(Structured figure records)
◆ ◆ ◆ ◆

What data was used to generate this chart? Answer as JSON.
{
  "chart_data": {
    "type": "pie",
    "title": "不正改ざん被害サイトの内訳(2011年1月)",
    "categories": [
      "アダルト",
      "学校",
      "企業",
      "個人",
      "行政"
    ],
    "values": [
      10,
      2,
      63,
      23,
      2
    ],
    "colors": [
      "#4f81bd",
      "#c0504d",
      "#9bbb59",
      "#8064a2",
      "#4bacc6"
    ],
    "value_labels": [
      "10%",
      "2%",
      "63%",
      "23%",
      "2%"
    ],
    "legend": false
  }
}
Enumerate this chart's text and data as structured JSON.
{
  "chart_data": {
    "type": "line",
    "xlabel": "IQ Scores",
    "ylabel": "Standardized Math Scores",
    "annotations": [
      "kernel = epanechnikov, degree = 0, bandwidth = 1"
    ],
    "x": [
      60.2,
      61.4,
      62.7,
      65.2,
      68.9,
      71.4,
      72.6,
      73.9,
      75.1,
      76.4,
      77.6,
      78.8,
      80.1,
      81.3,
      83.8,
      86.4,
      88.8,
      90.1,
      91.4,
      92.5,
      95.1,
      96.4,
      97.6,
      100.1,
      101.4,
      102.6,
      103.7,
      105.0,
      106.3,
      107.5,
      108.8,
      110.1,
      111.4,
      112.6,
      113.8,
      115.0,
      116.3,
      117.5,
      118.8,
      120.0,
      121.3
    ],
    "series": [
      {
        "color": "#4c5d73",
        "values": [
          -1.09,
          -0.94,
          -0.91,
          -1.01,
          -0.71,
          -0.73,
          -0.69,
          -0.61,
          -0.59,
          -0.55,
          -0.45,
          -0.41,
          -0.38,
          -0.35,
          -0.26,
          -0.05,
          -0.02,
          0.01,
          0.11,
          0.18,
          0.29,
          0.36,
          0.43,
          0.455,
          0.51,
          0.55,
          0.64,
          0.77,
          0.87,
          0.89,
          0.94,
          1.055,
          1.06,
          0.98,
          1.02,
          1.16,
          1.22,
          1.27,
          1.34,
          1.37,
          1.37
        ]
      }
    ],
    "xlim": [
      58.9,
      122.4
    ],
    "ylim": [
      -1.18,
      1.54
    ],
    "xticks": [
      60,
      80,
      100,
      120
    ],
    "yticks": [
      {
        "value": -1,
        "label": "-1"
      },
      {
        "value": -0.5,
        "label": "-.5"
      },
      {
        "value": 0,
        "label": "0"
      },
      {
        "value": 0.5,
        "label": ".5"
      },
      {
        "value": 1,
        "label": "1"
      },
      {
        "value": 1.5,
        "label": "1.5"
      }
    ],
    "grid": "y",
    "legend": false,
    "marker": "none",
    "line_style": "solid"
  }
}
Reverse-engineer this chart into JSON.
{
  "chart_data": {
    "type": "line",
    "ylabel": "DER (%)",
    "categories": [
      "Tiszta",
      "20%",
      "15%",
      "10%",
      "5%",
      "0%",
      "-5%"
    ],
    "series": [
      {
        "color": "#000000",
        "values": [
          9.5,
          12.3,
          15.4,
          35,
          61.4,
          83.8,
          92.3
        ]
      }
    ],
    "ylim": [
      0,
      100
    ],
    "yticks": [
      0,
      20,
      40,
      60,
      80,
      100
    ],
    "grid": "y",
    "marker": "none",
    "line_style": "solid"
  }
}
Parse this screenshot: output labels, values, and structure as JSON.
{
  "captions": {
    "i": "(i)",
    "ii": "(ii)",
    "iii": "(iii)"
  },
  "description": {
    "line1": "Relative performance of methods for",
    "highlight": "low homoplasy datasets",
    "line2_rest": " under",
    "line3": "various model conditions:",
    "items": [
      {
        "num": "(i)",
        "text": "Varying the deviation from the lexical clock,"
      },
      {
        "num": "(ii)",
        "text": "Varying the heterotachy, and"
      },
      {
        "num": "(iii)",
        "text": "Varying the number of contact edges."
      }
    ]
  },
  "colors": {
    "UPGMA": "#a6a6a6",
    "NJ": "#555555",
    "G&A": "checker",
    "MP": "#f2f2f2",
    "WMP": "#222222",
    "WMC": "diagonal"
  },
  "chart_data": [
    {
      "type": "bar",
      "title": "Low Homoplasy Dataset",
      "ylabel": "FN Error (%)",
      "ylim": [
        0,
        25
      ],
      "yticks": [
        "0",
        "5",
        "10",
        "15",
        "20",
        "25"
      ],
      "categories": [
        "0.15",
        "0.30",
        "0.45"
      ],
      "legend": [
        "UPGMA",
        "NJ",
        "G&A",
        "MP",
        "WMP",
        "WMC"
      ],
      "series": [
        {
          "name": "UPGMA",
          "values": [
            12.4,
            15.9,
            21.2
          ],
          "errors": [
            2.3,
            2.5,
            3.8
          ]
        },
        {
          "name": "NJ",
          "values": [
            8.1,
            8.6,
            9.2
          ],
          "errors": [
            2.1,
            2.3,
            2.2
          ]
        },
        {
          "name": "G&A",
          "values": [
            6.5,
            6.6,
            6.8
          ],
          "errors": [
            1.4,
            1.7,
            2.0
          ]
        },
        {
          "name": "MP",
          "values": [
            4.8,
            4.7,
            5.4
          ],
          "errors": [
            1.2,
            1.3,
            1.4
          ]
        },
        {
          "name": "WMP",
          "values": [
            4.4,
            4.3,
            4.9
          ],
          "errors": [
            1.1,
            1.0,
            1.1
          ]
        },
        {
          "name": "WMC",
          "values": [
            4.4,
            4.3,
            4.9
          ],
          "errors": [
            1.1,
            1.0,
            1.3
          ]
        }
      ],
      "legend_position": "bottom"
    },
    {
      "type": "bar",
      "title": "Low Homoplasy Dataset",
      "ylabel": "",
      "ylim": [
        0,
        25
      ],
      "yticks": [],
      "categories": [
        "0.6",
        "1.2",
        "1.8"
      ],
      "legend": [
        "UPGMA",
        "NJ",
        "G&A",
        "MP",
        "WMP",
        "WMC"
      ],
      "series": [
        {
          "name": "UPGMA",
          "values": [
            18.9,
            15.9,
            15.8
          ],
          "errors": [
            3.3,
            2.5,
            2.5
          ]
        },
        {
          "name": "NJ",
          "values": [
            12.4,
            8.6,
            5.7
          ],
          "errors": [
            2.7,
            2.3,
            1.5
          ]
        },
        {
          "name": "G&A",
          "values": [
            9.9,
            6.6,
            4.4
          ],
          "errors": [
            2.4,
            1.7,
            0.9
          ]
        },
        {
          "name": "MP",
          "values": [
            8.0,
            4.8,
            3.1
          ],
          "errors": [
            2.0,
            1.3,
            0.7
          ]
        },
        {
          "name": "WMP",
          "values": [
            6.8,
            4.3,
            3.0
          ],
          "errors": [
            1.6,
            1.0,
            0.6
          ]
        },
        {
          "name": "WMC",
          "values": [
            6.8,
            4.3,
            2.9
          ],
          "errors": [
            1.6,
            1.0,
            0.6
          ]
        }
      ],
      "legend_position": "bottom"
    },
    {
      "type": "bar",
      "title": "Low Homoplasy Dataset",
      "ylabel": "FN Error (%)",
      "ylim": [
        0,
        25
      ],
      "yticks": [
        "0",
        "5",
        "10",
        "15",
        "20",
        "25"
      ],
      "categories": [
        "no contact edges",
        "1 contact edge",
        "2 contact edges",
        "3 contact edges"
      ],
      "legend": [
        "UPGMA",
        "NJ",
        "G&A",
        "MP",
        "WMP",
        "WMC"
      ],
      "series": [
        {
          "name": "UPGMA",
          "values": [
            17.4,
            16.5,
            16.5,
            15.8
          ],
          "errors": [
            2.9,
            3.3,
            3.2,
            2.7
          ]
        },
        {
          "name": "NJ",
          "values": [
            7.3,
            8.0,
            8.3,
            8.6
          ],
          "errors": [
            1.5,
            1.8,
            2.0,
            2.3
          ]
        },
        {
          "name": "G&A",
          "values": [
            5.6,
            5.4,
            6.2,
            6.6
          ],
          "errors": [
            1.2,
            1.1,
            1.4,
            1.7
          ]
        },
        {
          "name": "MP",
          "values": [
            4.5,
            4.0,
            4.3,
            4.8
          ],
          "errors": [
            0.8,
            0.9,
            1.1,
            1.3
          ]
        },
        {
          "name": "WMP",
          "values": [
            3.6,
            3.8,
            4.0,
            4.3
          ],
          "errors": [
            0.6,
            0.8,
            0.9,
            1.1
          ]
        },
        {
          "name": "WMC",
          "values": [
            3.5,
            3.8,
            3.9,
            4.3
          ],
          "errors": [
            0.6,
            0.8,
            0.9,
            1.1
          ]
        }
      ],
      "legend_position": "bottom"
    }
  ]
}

◆ ◆ ◆ ◆

■ What to work on ■
Examine the records and report how many lines contain the string "JSON". Only the number should be given.

■ Problem solution ■
4